> **OBJECTIVE**: Rewrite the records below, substituting "province-pill" for each occurrence of "category-pill" and keeping everything else the same. Omit the pictures.

»»

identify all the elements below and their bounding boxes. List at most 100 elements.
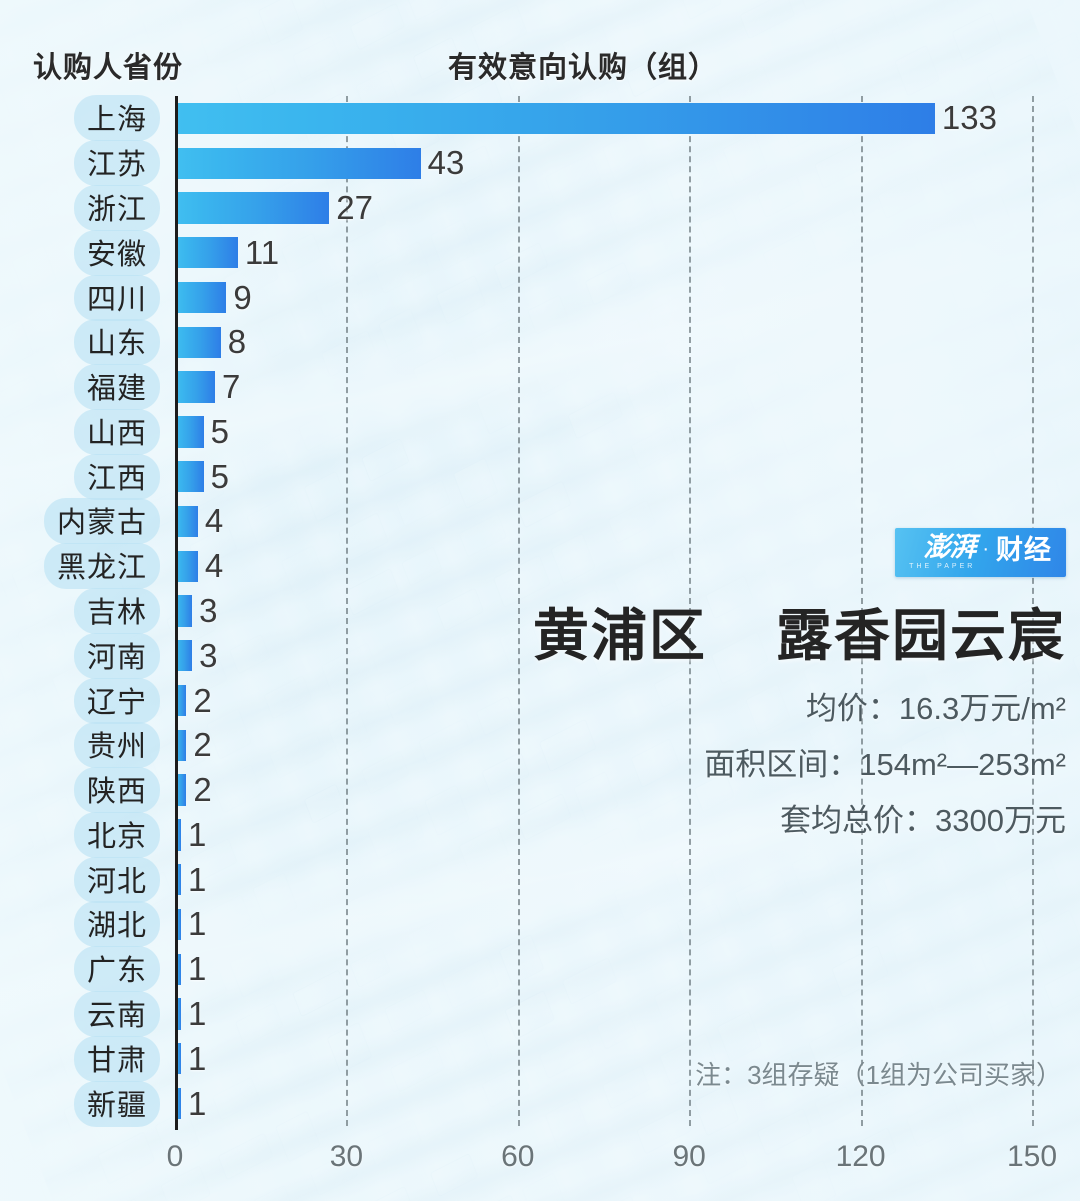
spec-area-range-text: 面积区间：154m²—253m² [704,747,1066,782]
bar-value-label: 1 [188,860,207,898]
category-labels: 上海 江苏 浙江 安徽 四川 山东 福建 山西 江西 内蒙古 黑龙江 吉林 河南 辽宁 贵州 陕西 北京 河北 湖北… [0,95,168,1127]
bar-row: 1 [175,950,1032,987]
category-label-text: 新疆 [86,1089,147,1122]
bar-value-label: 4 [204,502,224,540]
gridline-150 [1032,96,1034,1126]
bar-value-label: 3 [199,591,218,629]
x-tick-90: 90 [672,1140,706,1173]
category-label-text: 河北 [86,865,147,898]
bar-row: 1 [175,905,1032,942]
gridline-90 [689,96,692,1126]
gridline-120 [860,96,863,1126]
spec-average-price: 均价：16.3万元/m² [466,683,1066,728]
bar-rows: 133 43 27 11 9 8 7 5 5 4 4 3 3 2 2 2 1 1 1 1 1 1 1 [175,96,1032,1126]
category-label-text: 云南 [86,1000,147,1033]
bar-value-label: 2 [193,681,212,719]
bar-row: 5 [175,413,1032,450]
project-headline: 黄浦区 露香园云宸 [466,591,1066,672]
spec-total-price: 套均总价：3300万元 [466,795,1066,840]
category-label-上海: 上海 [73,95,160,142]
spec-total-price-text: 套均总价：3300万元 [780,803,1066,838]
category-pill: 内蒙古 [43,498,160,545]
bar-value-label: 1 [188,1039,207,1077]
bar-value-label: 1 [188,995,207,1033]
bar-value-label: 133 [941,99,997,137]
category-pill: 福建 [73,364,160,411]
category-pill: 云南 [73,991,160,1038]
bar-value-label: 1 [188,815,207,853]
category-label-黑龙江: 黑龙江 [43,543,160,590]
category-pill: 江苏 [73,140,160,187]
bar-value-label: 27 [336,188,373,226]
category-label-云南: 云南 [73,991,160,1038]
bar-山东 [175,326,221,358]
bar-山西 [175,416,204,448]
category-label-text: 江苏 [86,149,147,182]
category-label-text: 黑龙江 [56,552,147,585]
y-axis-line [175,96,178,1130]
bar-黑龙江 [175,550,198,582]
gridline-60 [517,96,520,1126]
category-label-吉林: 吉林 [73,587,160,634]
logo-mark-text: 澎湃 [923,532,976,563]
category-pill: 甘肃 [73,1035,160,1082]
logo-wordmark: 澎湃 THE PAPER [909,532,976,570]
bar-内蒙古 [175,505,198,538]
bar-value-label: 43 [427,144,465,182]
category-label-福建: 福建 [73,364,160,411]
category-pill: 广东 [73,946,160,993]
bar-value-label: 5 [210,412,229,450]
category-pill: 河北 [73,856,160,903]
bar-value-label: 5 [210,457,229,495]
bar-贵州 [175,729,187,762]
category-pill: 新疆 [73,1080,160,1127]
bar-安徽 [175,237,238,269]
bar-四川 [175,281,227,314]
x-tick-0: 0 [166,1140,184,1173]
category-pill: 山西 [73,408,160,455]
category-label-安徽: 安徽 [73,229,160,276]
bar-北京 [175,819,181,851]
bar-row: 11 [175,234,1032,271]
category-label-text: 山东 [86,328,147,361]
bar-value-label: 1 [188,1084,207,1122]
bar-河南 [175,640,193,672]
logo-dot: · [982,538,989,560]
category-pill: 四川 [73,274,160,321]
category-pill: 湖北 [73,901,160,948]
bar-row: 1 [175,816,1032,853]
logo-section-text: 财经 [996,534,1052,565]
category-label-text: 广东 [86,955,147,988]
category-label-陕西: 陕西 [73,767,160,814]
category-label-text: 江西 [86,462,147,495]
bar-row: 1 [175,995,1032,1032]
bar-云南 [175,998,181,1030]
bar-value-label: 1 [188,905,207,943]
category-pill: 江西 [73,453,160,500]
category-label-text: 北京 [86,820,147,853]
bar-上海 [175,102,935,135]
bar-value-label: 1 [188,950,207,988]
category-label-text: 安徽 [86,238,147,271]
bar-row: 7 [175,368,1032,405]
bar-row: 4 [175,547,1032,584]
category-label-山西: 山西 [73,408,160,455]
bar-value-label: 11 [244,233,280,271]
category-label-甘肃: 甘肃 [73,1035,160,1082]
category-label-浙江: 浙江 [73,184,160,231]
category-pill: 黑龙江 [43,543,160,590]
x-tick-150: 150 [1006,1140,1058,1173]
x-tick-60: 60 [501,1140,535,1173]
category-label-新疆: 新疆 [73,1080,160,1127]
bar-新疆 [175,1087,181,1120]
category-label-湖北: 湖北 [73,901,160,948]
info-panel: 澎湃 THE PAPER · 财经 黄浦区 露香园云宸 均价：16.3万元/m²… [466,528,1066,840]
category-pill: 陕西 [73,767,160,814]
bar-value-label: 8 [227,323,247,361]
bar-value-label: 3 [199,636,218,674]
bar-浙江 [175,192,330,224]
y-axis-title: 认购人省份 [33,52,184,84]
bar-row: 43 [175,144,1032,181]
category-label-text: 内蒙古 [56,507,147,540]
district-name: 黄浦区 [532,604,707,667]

««

> **SOLUTION TO THIS PROBLEM**:
identify all the elements below and their bounding boxes. List at most 100 elements.
spec-area-range-text: 面积区间：154m²—253m² [704,747,1066,782]
bar-value-label: 1 [188,860,207,898]
category-labels: 上海 江苏 浙江 安徽 四川 山东 福建 山西 江西 内蒙古 黑龙江 吉林 河南 辽宁 贵州 陕西 北京 河北 湖北… [0,95,168,1127]
bar-row: 1 [175,950,1032,987]
category-label-text: 新疆 [86,1089,147,1122]
bar-value-label: 4 [204,502,224,540]
gridline-150 [1032,96,1034,1126]
bar-value-label: 3 [199,591,218,629]
x-tick-90: 90 [672,1140,706,1173]
category-label-text: 河北 [86,865,147,898]
bar-row: 1 [175,905,1032,942]
gridline-90 [689,96,692,1126]
gridline-120 [860,96,863,1126]
spec-average-price: 均价：16.3万元/m² [466,683,1066,728]
bar-rows: 133 43 27 11 9 8 7 5 5 4 4 3 3 2 2 2 1 1 1 1 1 1 1 [175,96,1032,1126]
category-label-text: 云南 [86,1000,147,1033]
bar-value-label: 2 [193,681,212,719]
bar-row: 5 [175,413,1032,450]
project-headline: 黄浦区 露香园云宸 [466,591,1066,672]
spec-total-price: 套均总价：3300万元 [466,795,1066,840]
category-label-上海: 上海 [73,95,160,142]
spec-total-price-text: 套均总价：3300万元 [780,803,1066,838]
province-pill: 内蒙古 [43,498,160,545]
bar-value-label: 1 [188,1039,207,1077]
bar-value-label: 1 [188,995,207,1033]
bar-value-label: 133 [941,99,997,137]
province-pill: 福建 [73,364,160,411]
province-pill: 云南 [73,991,160,1038]
bar-value-label: 1 [188,815,207,853]
category-label-黑龙江: 黑龙江 [43,543,160,590]
province-pill: 江苏 [73,140,160,187]
bar-value-label: 27 [336,188,373,226]
category-label-云南: 云南 [73,991,160,1038]
bar-山东 [175,326,221,358]
bar-山西 [175,416,204,448]
category-label-text: 江苏 [86,149,147,182]
category-label-text: 黑龙江 [56,552,147,585]
y-axis-line [175,96,178,1130]
bar-黑龙江 [175,550,198,582]
gridline-60 [517,96,520,1126]
category-label-吉林: 吉林 [73,587,160,634]
logo-mark-text: 澎湃 [923,532,976,563]
province-pill: 甘肃 [73,1035,160,1082]
logo-wordmark: 澎湃 THE PAPER [909,532,976,570]
bar-内蒙古 [175,505,198,538]
bar-value-label: 43 [427,144,465,182]
category-label-福建: 福建 [73,364,160,411]
province-pill: 广东 [73,946,160,993]
bar-value-label: 5 [210,412,229,450]
province-pill: 河北 [73,856,160,903]
bar-value-label: 5 [210,457,229,495]
bar-贵州 [175,729,187,762]
province-pill: 新疆 [73,1080,160,1127]
bar-安徽 [175,237,238,269]
bar-四川 [175,281,227,314]
x-tick-0: 0 [166,1140,184,1173]
province-pill: 山西 [73,408,160,455]
category-label-安徽: 安徽 [73,229,160,276]
bar-北京 [175,819,181,851]
bar-row: 11 [175,234,1032,271]
category-label-text: 山东 [86,328,147,361]
bar-value-label: 1 [188,1084,207,1122]
bar-河南 [175,640,193,672]
logo-dot: · [982,538,989,560]
province-pill: 四川 [73,274,160,321]
province-pill: 湖北 [73,901,160,948]
bar-row: 1 [175,816,1032,853]
logo-section-text: 财经 [996,534,1052,565]
category-label-text: 广东 [86,955,147,988]
category-label-陕西: 陕西 [73,767,160,814]
category-label-text: 江西 [86,462,147,495]
bar-row: 1 [175,995,1032,1032]
bar-云南 [175,998,181,1030]
bar-value-label: 1 [188,905,207,943]
province-pill: 江西 [73,453,160,500]
category-label-text: 北京 [86,820,147,853]
bar-上海 [175,102,935,135]
bar-value-label: 1 [188,950,207,988]
category-label-text: 安徽 [86,238,147,271]
bar-row: 7 [175,368,1032,405]
bar-row: 4 [175,547,1032,584]
category-label-山西: 山西 [73,408,160,455]
bar-value-label: 11 [244,233,280,271]
category-label-甘肃: 甘肃 [73,1035,160,1082]
category-label-浙江: 浙江 [73,184,160,231]
province-pill: 黑龙江 [43,543,160,590]
x-tick-150: 150 [1006,1140,1058,1173]
x-tick-60: 60 [501,1140,535,1173]
category-label-新疆: 新疆 [73,1080,160,1127]
bar-新疆 [175,1087,181,1120]
category-label-湖北: 湖北 [73,901,160,948]
info-panel: 澎湃 THE PAPER · 财经 黄浦区 露香园云宸 均价：16.3万元/m²… [466,528,1066,840]
province-pill: 陕西 [73,767,160,814]
bar-value-label: 8 [227,323,247,361]
bar-value-label: 3 [199,636,218,674]
bar-浙江 [175,192,330,224]
y-axis-title: 认购人省份 [33,52,184,84]
bar-row: 43 [175,144,1032,181]
category-label-text: 内蒙古 [56,507,147,540]
district-name: 黄浦区 [532,604,707,667]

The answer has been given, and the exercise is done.